▶ _TASK GOAL_
Copy each line below that contains "evaluaría".

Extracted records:
---*---

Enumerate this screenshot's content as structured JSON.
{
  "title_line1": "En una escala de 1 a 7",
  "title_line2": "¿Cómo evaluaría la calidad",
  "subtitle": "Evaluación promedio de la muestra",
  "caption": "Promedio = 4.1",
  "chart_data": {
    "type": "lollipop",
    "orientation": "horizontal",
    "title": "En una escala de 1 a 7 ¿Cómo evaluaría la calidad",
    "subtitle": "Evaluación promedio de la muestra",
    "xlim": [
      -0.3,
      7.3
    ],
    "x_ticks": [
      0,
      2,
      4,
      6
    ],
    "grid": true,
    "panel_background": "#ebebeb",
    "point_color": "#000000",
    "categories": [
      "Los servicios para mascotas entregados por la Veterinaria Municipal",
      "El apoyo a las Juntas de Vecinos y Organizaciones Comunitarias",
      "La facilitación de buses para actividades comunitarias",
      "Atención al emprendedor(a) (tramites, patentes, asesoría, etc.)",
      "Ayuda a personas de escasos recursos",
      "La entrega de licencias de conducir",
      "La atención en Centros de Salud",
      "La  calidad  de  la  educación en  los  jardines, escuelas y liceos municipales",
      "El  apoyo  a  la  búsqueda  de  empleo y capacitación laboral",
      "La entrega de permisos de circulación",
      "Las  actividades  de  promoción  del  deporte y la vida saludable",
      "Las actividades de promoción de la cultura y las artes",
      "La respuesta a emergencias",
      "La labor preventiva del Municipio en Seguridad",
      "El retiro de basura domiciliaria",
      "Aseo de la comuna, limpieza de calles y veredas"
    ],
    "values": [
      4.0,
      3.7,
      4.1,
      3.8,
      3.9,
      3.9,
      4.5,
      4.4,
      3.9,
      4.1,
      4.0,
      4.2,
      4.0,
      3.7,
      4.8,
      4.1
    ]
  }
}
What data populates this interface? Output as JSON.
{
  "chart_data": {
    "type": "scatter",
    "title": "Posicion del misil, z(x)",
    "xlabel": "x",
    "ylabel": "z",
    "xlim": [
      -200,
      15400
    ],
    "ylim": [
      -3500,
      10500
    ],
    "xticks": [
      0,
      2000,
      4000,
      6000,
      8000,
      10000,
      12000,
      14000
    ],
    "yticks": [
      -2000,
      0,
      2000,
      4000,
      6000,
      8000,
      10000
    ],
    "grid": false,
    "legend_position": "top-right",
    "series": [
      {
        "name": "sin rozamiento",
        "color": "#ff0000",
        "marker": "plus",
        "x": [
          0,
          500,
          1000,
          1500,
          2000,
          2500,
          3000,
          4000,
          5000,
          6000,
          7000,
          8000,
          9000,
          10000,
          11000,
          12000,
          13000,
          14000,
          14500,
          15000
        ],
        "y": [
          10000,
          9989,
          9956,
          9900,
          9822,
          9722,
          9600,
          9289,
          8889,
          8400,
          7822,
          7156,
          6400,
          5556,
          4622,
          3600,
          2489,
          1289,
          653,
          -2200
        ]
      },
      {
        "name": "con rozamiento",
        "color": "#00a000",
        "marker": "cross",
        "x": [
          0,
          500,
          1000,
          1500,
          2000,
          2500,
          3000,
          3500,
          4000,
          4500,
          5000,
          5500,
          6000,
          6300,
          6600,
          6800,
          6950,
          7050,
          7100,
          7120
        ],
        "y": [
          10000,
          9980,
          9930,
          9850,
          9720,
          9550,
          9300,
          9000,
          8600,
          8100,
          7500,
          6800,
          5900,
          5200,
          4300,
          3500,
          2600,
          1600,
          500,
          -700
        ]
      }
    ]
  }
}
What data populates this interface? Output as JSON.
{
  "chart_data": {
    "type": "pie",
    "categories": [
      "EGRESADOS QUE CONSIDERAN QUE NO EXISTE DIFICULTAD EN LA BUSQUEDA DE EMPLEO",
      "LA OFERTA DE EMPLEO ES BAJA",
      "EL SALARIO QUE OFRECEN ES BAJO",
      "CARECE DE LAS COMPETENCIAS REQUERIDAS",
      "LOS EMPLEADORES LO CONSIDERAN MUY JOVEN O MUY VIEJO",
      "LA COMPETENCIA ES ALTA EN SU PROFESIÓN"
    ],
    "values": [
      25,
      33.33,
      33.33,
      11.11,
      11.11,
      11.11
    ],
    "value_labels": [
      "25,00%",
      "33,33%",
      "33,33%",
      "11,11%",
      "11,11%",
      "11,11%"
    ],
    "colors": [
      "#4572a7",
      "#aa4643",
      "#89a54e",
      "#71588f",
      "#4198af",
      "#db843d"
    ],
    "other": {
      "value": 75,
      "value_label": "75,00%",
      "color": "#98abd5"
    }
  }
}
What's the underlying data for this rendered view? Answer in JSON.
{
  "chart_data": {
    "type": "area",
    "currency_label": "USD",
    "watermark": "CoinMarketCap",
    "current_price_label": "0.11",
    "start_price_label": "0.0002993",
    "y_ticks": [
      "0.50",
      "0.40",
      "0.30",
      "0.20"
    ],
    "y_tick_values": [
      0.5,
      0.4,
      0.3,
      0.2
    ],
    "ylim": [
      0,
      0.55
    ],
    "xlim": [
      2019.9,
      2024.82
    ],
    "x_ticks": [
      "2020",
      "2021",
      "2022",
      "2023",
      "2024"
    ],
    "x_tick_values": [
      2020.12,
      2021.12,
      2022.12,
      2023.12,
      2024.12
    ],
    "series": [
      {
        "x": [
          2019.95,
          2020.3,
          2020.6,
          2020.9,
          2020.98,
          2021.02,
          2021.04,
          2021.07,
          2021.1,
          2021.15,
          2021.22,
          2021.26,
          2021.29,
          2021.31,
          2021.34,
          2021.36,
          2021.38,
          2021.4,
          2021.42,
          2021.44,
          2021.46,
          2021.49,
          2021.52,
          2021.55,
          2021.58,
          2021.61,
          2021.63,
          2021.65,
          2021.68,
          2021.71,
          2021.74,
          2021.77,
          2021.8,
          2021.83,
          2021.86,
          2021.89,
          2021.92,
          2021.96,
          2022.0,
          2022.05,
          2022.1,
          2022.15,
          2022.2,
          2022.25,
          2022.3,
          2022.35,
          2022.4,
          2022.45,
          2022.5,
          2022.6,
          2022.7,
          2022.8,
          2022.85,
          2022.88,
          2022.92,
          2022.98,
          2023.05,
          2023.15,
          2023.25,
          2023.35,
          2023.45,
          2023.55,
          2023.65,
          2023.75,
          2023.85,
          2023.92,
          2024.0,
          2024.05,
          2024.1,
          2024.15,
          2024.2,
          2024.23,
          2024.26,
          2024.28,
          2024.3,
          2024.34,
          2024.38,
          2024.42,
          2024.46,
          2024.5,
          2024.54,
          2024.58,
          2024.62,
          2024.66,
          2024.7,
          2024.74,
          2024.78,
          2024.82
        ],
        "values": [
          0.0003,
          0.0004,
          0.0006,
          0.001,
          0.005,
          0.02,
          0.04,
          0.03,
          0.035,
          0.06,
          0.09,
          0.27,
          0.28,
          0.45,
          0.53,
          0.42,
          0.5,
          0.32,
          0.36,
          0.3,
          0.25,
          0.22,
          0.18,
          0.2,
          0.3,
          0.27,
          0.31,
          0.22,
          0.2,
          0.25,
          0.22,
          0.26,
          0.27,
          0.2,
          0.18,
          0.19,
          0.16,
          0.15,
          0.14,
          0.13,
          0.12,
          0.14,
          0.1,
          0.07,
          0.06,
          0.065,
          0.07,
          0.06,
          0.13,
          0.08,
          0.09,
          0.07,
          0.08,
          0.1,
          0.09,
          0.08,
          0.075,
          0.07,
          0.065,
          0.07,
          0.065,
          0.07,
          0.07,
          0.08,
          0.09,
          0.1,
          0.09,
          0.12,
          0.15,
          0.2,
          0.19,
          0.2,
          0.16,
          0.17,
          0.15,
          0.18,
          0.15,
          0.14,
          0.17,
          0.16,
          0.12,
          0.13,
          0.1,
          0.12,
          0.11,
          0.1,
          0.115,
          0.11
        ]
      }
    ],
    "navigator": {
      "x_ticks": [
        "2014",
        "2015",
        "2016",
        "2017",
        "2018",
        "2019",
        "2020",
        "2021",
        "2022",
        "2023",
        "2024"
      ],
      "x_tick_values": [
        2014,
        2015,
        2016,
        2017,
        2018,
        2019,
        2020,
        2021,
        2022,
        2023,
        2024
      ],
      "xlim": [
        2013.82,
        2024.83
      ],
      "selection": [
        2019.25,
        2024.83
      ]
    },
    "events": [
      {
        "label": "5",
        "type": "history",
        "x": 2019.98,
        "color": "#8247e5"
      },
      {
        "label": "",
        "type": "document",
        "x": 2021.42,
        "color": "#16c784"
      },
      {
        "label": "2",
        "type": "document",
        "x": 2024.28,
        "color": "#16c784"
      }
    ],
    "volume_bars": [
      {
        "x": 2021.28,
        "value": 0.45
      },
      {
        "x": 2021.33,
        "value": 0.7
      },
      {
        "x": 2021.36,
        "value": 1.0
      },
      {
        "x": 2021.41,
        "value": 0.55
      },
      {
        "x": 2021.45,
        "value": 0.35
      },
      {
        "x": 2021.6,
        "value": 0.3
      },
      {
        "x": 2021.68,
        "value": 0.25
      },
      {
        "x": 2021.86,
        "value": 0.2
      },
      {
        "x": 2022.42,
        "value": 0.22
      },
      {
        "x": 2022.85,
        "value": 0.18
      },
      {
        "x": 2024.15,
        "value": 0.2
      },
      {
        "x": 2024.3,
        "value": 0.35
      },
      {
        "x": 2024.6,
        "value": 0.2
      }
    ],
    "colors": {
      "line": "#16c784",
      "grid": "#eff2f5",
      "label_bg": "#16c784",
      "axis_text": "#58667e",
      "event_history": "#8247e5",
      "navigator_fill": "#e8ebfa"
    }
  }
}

---*---

▶ _SOLVED PROBLEM_
  "title_line2": "¿Cómo evaluaría la calidad",
    "title": "En una escala de 1 a 7 ¿Cómo evaluaría la calidad",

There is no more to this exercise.